PROBLEM DETAILS:
Tally how many lines in the material include the word "WPengine", then give that figure by itself.

DATA FOR PROCESSING:
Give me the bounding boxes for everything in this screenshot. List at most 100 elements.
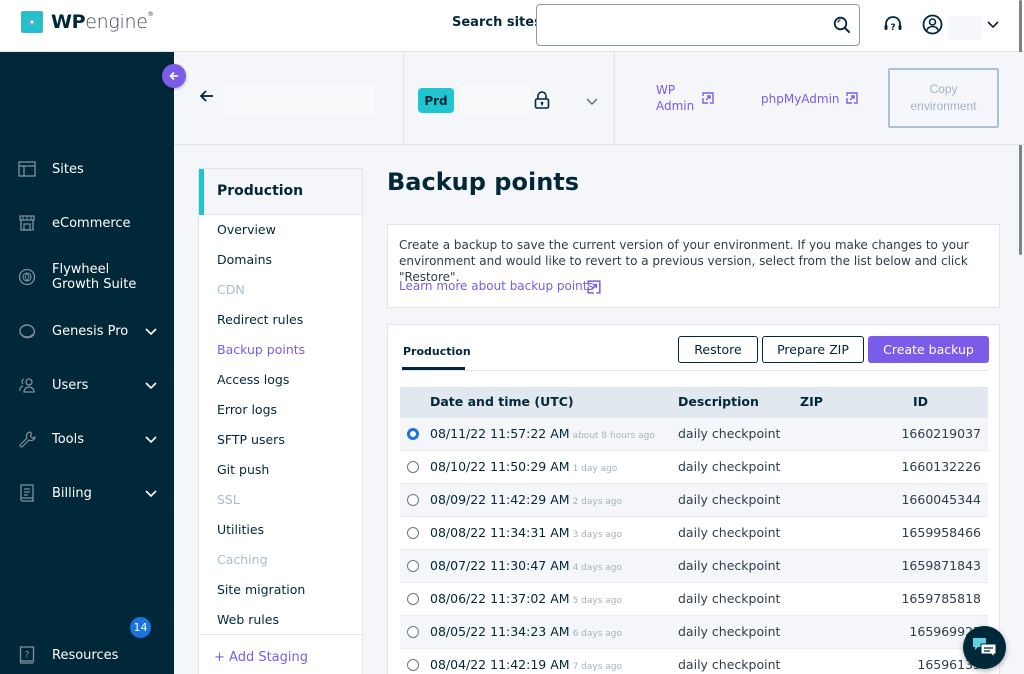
sidebar-item-label: eCommerce	[52, 215, 131, 231]
sidebar: Sites eCommerce Flywheel Growth Suite Gen…	[0, 52, 174, 674]
restore-button[interactable]: Restore	[678, 336, 758, 363]
add-staging-link[interactable]: + Add Staging	[214, 650, 308, 665]
chat-bubbles-icon	[972, 637, 996, 658]
table-row[interactable]: 08/05/22 11:34:23 AM 6 days ago daily chec…	[400, 615, 988, 648]
users-icon	[19, 378, 35, 393]
sidebar-item-users[interactable]: Users	[0, 365, 174, 405]
row-datetime: 08/06/22 11:37:02 AM 5 days ago	[430, 591, 623, 606]
row-relative-time: about 8 hours ago	[572, 431, 655, 441]
chevron-down-icon[interactable]	[144, 378, 158, 392]
external-link-icon	[702, 92, 714, 104]
page-title: Backup points	[387, 168, 580, 196]
sidebar-item-resources[interactable]: ? Resources	[0, 635, 174, 674]
book-help-icon: ?	[19, 646, 35, 664]
sidebar-item-sites[interactable]: Sites	[0, 149, 174, 189]
environment-switcher-chevron-icon[interactable]	[585, 94, 599, 108]
sidebar-item-flywheel-growth-suite[interactable]: Flywheel Growth Suite	[0, 257, 174, 297]
table-row[interactable]: 08/10/22 11:50:29 AM 1 day ago daily check…	[400, 450, 988, 483]
row-id: 1659958466	[901, 525, 981, 540]
tab-divider	[402, 370, 988, 371]
tab-production[interactable]: Production	[403, 345, 471, 358]
header-divider	[403, 52, 404, 145]
phpmyadmin-link[interactable]: phpMyAdmin	[761, 91, 840, 107]
table-row[interactable]: 08/04/22 11:42:19 AM 7 days ago daily chec…	[400, 648, 988, 674]
row-select-radio[interactable]	[407, 593, 419, 605]
row-id: 1660045344	[901, 492, 981, 507]
user-name-redacted	[948, 16, 982, 40]
subnav-heading-label: Production	[217, 183, 304, 199]
subnav-item-backup-points[interactable]: Backup points	[217, 342, 305, 357]
copy-environment-button[interactable]: Copy environment	[888, 68, 999, 128]
search-sites-field[interactable]	[536, 4, 860, 46]
table-header: Date and time (UTC) Description ZIP ID	[400, 387, 988, 417]
sidebar-item-ecommerce[interactable]: eCommerce	[0, 203, 174, 243]
subnav-item-error-logs[interactable]: Error logs	[217, 402, 277, 417]
row-select-radio[interactable]	[407, 428, 419, 440]
user-circle-icon[interactable]	[922, 14, 943, 35]
chevron-down-icon[interactable]	[986, 17, 1000, 31]
chevron-down-icon[interactable]	[144, 324, 158, 338]
row-relative-time: 2 days ago	[572, 497, 623, 507]
row-select-radio[interactable]	[407, 461, 419, 473]
chat-button[interactable]	[963, 626, 1006, 669]
search-icon[interactable]	[833, 16, 851, 34]
sidebar-item-genesis-pro[interactable]: Genesis Pro	[0, 311, 174, 351]
table-row[interactable]: 08/06/22 11:37:02 AM 5 days ago daily chec…	[400, 582, 988, 615]
logo-text: WPengine®	[51, 11, 154, 33]
table-row[interactable]: 08/09/22 11:42:29 AM 2 days ago daily chec…	[400, 483, 988, 516]
row-relative-time: 3 days ago	[572, 530, 623, 540]
row-relative-time: 4 days ago	[572, 563, 623, 573]
table-row[interactable]: 08/08/22 11:34:31 AM 3 days ago daily chec…	[400, 516, 988, 549]
back-arrow-icon[interactable]	[199, 88, 215, 104]
row-id: 1659871843	[901, 558, 981, 573]
chevron-down-icon[interactable]	[144, 486, 158, 500]
subnav-item-domains[interactable]: Domains	[217, 252, 272, 267]
prepare-zip-button[interactable]: Prepare ZIP	[762, 336, 864, 363]
subnav-item-overview[interactable]: Overview	[217, 222, 276, 237]
svg-text:?: ?	[25, 651, 30, 661]
subnav-item-git-push[interactable]: Git push	[217, 462, 269, 477]
row-description: daily checkpoint	[678, 624, 781, 639]
row-id: 1660219037	[901, 426, 981, 441]
store-icon	[19, 215, 35, 231]
row-relative-time: 1 day ago	[572, 464, 618, 474]
row-select-radio[interactable]	[407, 527, 419, 539]
help-headset-icon[interactable]: ?	[883, 14, 903, 36]
table-row[interactable]: 08/11/22 11:57:22 AM about 8 hours ago dai…	[400, 417, 988, 450]
row-select-radio[interactable]	[407, 626, 419, 638]
row-description: daily checkpoint	[678, 459, 781, 474]
lock-icon	[534, 91, 550, 109]
sidebar-item-label: Genesis Pro	[52, 323, 129, 339]
arrow-left-icon	[169, 71, 178, 81]
subnav-item-access-logs[interactable]: Access logs	[217, 372, 289, 387]
row-id: 1660132226	[901, 459, 981, 474]
row-relative-time: 7 days ago	[572, 662, 623, 672]
subnav-item-site-migration[interactable]: Site migration	[217, 582, 305, 597]
row-select-radio[interactable]	[407, 494, 419, 506]
subnav-item-redirect-rules[interactable]: Redirect rules	[217, 312, 303, 327]
row-select-radio[interactable]	[407, 659, 419, 671]
logo-mark-icon	[21, 11, 43, 33]
backup-info-box: Create a backup to save the current vers…	[387, 224, 1000, 308]
sidebar-item-tools[interactable]: Tools	[0, 419, 174, 459]
column-header-zip: ZIP	[800, 394, 823, 409]
learn-more-link[interactable]: Learn more about backup points	[399, 279, 594, 293]
subnav-item-web-rules[interactable]: Web rules	[217, 612, 279, 627]
row-select-radio[interactable]	[407, 560, 419, 572]
wp-engine-logo[interactable]: WPengine®	[21, 11, 154, 33]
collapse-sidebar-button[interactable]	[162, 64, 186, 88]
backup-points-table: Date and time (UTC) Description ZIP ID 0…	[400, 387, 988, 674]
search-input[interactable]	[547, 5, 827, 45]
wp-admin-link[interactable]: WP Admin	[656, 82, 694, 114]
row-relative-time: 6 days ago	[572, 629, 623, 639]
create-backup-button[interactable]: Create backup	[868, 336, 989, 363]
row-datetime: 08/08/22 11:34:31 AM 3 days ago	[430, 525, 623, 540]
chevron-down-icon[interactable]	[144, 432, 158, 446]
active-env-indicator	[199, 169, 204, 215]
sidebar-item-billing[interactable]: Billing	[0, 473, 174, 513]
table-row[interactable]: 08/07/22 11:30:47 AM 4 days ago daily chec…	[400, 549, 988, 582]
genesis-icon	[19, 324, 36, 339]
subnav-item-utilities[interactable]: Utilities	[217, 522, 264, 537]
sidebar-item-label: Billing	[52, 485, 92, 501]
subnav-item-sftp-users[interactable]: SFTP users	[217, 432, 285, 447]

TASK RESULT:
2